— PROVIDED RECORDS —
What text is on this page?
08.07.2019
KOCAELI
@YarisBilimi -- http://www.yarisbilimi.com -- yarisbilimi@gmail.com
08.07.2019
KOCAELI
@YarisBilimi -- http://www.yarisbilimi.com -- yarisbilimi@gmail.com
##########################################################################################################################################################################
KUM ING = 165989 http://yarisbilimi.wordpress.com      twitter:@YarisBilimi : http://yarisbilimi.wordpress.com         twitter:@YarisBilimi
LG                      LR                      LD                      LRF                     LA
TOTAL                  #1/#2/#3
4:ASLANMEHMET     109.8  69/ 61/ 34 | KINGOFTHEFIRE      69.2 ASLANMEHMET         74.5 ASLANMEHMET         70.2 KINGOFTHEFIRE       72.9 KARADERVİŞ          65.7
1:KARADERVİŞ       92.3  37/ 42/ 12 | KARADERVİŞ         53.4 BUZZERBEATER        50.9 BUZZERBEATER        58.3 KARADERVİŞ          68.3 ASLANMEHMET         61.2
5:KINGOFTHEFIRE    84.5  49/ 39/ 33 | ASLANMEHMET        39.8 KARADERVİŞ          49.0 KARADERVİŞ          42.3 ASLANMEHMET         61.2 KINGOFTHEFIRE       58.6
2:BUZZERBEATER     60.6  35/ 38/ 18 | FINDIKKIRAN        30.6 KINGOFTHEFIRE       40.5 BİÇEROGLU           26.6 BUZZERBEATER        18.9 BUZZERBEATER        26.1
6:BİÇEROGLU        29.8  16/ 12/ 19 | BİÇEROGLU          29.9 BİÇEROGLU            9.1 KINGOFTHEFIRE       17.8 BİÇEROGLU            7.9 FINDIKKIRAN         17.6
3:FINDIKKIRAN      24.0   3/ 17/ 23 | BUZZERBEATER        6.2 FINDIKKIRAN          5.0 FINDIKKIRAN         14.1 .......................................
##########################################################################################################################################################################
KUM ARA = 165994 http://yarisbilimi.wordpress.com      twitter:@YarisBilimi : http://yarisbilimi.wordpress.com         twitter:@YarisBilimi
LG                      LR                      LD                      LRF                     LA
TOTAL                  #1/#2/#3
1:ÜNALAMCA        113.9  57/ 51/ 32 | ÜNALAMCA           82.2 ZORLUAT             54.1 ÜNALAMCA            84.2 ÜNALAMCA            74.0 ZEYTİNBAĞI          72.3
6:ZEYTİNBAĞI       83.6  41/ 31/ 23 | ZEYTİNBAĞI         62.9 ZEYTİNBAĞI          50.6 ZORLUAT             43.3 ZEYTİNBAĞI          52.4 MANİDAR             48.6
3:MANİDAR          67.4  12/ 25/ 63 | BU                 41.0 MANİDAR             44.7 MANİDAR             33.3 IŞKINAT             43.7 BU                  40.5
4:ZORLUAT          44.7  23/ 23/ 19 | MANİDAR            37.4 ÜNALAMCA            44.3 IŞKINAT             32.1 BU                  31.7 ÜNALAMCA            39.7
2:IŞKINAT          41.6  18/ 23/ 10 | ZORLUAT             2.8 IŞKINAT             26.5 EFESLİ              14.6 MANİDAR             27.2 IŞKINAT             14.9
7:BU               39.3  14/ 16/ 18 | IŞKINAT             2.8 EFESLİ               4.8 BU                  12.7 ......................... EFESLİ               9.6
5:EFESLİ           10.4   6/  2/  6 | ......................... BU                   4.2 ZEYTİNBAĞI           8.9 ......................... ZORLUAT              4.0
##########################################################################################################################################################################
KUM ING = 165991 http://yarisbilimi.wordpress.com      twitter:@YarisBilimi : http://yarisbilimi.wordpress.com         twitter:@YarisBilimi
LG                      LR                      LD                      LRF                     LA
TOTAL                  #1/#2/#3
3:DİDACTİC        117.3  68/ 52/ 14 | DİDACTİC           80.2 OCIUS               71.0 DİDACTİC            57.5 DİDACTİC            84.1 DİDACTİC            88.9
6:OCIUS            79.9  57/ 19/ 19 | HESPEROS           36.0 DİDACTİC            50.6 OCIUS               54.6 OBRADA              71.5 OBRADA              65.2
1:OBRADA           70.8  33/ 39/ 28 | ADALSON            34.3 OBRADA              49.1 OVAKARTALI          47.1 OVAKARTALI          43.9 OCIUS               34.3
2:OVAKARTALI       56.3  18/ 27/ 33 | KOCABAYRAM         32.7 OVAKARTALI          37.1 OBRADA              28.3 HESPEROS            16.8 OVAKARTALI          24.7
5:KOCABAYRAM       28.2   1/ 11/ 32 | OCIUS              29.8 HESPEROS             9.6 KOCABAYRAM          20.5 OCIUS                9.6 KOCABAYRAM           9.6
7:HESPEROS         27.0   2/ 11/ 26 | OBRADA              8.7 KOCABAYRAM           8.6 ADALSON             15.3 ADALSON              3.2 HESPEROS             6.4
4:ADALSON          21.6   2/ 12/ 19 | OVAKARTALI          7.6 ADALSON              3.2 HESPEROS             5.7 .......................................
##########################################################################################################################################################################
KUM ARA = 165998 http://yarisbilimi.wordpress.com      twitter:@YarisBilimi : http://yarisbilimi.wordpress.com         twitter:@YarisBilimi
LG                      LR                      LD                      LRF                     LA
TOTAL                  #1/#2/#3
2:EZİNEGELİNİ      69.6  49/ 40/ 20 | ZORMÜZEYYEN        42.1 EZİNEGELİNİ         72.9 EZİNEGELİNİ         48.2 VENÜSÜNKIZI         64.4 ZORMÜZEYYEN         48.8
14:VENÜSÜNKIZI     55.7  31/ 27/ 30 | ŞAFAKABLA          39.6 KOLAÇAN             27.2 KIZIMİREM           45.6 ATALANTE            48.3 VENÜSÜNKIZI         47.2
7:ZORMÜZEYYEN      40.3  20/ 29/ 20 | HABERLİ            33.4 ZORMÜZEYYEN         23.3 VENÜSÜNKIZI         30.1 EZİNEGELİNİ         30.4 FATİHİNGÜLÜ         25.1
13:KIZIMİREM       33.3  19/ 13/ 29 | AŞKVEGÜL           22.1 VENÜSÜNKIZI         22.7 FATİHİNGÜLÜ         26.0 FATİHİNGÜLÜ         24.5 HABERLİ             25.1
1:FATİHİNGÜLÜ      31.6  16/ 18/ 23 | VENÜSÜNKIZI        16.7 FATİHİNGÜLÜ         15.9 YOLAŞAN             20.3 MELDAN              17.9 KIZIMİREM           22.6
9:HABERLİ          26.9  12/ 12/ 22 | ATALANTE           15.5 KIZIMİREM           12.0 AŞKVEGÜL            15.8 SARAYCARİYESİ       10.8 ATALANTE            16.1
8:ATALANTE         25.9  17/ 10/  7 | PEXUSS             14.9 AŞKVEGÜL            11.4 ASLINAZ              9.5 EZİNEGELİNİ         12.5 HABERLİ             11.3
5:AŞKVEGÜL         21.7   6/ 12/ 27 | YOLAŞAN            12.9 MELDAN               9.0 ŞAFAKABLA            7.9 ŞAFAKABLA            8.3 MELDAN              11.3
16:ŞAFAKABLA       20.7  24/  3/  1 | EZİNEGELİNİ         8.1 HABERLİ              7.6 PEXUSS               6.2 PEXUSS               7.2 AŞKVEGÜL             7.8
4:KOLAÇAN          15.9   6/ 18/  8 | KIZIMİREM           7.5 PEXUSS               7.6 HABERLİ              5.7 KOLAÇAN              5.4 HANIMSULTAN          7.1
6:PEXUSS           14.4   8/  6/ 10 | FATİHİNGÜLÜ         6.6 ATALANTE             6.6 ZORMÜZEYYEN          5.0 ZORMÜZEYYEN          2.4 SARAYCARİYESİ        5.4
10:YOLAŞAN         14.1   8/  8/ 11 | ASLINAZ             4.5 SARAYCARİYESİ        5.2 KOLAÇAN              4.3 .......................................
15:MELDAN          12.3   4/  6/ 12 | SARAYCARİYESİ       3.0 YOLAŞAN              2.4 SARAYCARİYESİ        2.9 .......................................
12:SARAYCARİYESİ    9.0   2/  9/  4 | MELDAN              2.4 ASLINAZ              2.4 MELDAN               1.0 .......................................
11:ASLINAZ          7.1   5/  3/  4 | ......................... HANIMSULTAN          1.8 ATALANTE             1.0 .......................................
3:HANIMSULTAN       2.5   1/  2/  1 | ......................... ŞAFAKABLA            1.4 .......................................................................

— SET EXERCISE —
Which lines contain "HANIMSULTAN"? Copy each of them out.

— RIGHT ANSWER —
4:KOLAÇAN          15.9   6/ 18/  8 | KIZIMİREM           7.5 PEXUSS               7.6 HABERLİ              5.7 KOLAÇAN              5.4 HANIMSULTAN          7.1
11:ASLINAZ          7.1   5/  3/  4 | ......................... HANIMSULTAN          1.8 ATALANTE             1.0 .......................................
3:HANIMSULTAN       2.5   1/  2/  1 | ......................... ŞAFAKABLA            1.4 .......................................................................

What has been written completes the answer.